*TÂCHE A:*
Recopiez la liste depuis son début jusqu'à la ligne contenant « tab-phone-number[interactable]: 전화번호 [414,188,828,268] » incluse, en remplaçant « question-circle-icon » par « help-icon » sans rien modifier d'autre.

━━━ EXTRAIT DU DOCUMENT

Mais c’est pour louer dignement l’empereur-roi Guillaume Ier que M. de Sybel s’est le plus mis en frais et qu’il a prodigué les lis et les roses de son éloquence. Le portrait de douze pages qu’il en a fait est un chef-d’œuvre de cette rhétorique sentimentale et onctueuse dont les historiens allemands d’aujourd’hui ont seuls le secret et qui coule comme l’huile sur le marbre. Cette fois, l’historien a passé la plume à l’hagiographe. Il a peint une image d’autel, une de ces figures de saints couronnés d’une auréole, se détachant sur un fond d’or et devant lesquels les enfans de chœur balancent les cassolettes. Guillaume Ier, s’il en faut croire son panégyriste, fut un exemplaire unique et parfait du roi chrétien, sans tache, sans macule, au-dessus de toute faiblesse comme de toute passion, qui n’a jamais payé son tribut aux infirmités de la pauvre nature humaine. « Toujours il marcha sous les yeux du Très-Haut… Sa foi était le pain de sa vie, la consolation de ses douleurs, la règle unique de ses actions. Se sentant impuissant dans la main de Dieu, il se sentait invincible en face du monde entier. »

━━━━━━

*TÂCHE B:*
Relevez dans l'extrait sur Guillaume Ier tout ce que la citation dit qu'était sa foi.

━━━ DONNÉES FOURNIES

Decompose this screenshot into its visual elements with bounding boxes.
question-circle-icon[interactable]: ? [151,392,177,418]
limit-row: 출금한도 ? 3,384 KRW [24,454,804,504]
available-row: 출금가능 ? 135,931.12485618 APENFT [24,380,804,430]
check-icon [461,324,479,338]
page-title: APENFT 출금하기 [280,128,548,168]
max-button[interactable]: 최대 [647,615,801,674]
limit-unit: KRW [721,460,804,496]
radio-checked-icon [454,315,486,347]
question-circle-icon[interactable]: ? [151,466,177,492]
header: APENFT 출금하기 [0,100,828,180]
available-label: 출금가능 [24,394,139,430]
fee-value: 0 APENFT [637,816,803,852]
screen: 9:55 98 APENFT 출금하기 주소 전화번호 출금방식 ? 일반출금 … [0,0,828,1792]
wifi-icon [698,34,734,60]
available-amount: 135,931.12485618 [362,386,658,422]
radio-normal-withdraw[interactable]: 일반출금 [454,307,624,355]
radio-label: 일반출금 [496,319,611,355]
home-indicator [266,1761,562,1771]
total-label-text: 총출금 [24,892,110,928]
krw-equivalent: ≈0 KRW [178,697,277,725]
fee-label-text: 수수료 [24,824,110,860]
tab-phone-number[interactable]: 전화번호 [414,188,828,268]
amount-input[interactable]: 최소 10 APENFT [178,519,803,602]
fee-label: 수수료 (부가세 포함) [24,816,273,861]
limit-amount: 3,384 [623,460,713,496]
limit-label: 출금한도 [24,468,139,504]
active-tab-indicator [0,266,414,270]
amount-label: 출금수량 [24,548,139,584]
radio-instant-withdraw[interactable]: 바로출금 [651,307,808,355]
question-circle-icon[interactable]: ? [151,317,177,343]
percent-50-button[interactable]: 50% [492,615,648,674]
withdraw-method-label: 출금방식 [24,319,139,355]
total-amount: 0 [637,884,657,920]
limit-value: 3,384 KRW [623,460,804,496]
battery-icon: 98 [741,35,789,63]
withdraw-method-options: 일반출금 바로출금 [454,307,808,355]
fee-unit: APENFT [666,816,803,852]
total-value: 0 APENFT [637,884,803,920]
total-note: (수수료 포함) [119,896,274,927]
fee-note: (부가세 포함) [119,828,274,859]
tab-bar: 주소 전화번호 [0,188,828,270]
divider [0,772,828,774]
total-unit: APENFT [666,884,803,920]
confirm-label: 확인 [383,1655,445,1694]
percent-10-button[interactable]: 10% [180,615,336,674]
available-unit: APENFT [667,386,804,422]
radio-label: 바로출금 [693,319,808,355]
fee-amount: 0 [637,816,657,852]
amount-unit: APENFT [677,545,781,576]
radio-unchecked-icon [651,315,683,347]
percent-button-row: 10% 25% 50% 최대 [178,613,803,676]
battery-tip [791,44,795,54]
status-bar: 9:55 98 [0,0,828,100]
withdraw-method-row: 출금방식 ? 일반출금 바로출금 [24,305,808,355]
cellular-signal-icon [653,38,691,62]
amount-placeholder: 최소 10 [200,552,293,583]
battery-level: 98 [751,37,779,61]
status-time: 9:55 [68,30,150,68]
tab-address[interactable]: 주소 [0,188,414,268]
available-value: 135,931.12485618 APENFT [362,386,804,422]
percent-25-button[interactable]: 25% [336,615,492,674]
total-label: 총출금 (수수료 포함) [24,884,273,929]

━━━━━━

*SOLUTION COMPLÈTE A:*
Decompose this screenshot into its visual elements with bounding boxes.
help-icon[interactable]: ? [151,392,177,418]
limit-row: 출금한도 ? 3,384 KRW [24,454,804,504]
available-row: 출금가능 ? 135,931.12485618 APENFT [24,380,804,430]
check-icon [461,324,479,338]
page-title: APENFT 출금하기 [280,128,548,168]
max-button[interactable]: 최대 [647,615,801,674]
limit-unit: KRW [721,460,804,496]
radio-checked-icon [454,315,486,347]
help-icon[interactable]: ? [151,466,177,492]
header: APENFT 출금하기 [0,100,828,180]
available-label: 출금가능 [24,394,139,430]
fee-value: 0 APENFT [637,816,803,852]
screen: 9:55 98 APENFT 출금하기 주소 전화번호 출금방식 ? 일반출금 … [0,0,828,1792]
wifi-icon [698,34,734,60]
available-amount: 135,931.12485618 [362,386,658,422]
radio-normal-withdraw[interactable]: 일반출금 [454,307,624,355]
radio-label: 일반출금 [496,319,611,355]
home-indicator [266,1761,562,1771]
total-label-text: 총출금 [24,892,110,928]
krw-equivalent: ≈0 KRW [178,697,277,725]
fee-label-text: 수수료 [24,824,110,860]
tab-phone-number[interactable]: 전화번호 [414,188,828,268]

*SOLUTION COMPLÈTE B:*
Le pain de sa vie, la consolation de ses douleurs, la règle unique de ses actions.